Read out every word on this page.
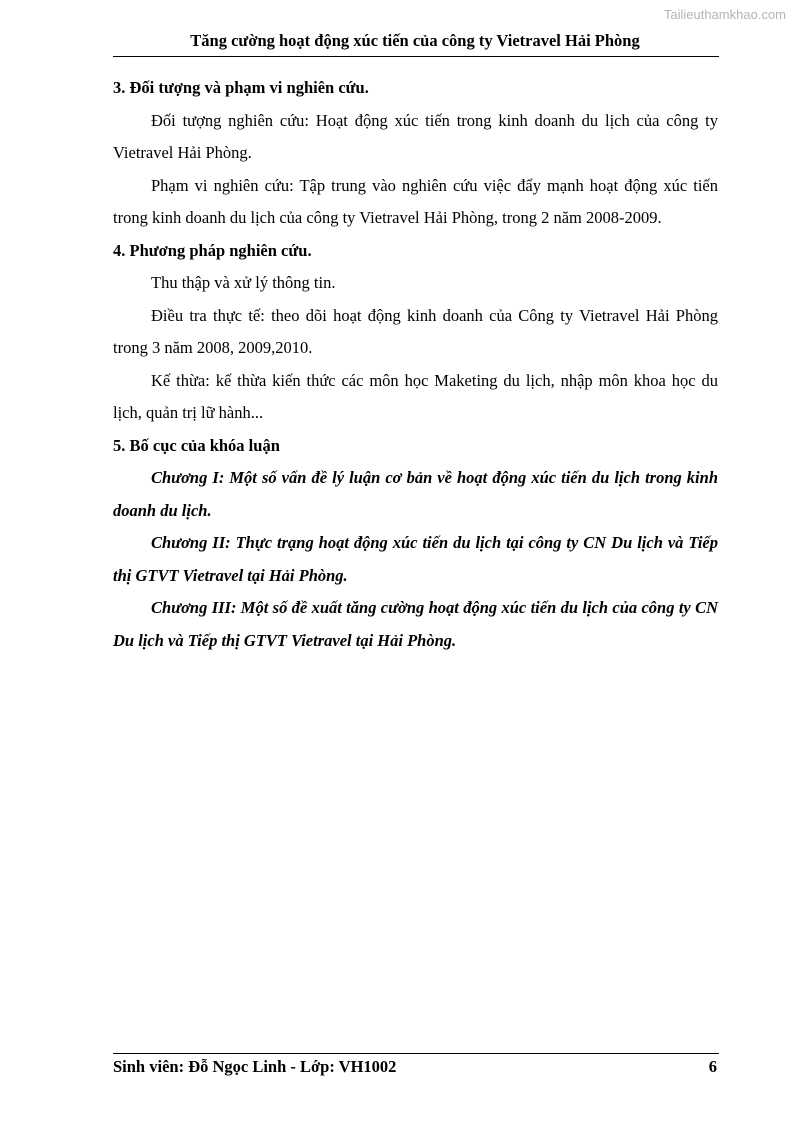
Tailieuthamkhao.com
Tăng cường hoạt động xúc tiến của công ty Vietravel Hải Phòng

3. Đối tượng và phạm vi nghiên cứu.

Đối tượng nghiên cứu: Hoạt động xúc tiến trong kinh doanh du lịch của công ty Vietravel Hải Phòng.

Phạm vi nghiên cứu: Tập trung vào nghiên cứu việc đẩy mạnh hoạt động xúc tiến trong kinh doanh du lịch của công ty Vietravel Hải Phòng, trong 2 năm 2008-2009.

4. Phương pháp nghiên cứu.

Thu thập và xử lý thông tin.

Điều tra thực tế: theo dõi hoạt động kinh doanh của Công ty Vietravel Hải Phòng trong 3 năm 2008, 2009,2010.

Kế thừa: kế thừa kiến thức các môn học Maketing du lịch, nhập môn khoa học du lịch, quản trị lữ hành...

5. Bố cục của khóa luận

Chương I: Một số vấn đề lý luận cơ bản về hoạt động xúc tiến du lịch trong kinh doanh du lịch.

Chương II: Thực trạng hoạt động xúc tiến du lịch tại công ty CN Du lịch và Tiếp thị GTVT Vietravel tại Hải Phòng.

Chương III: Một số đề xuất tăng cường hoạt động xúc tiến du lịch của công ty CN Du lịch và Tiếp thị GTVT Vietravel tại Hải Phòng.

Sinh viên: Đỗ Ngọc Linh - Lớp: VH1002	6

Written request
Copy out every line from the records that has the word "lịch".

Response to the exercise
Đối tượng nghiên cứu: Hoạt động xúc tiến trong kinh doanh du lịch của công ty Vietravel Hải Phòng.
Phạm vi nghiên cứu: Tập trung vào nghiên cứu việc đẩy mạnh hoạt động xúc tiến trong kinh doanh du lịch của công ty Vietravel Hải Phòng, trong 2 năm 2008-2009.
Kế thừa: kế thừa kiến thức các môn học Maketing du lịch, nhập môn khoa học du lịch, quản trị lữ hành...
Chương I: Một số vấn đề lý luận cơ bản về hoạt động xúc tiến du lịch trong kinh doanh du lịch.
Chương II: Thực trạng hoạt động xúc tiến du lịch tại công ty CN Du lịch và Tiếp thị GTVT Vietravel tại Hải Phòng.
Chương III: Một số đề xuất tăng cường hoạt động xúc tiến du lịch của công ty CN Du lịch và Tiếp thị GTVT Vietravel tại Hải Phòng.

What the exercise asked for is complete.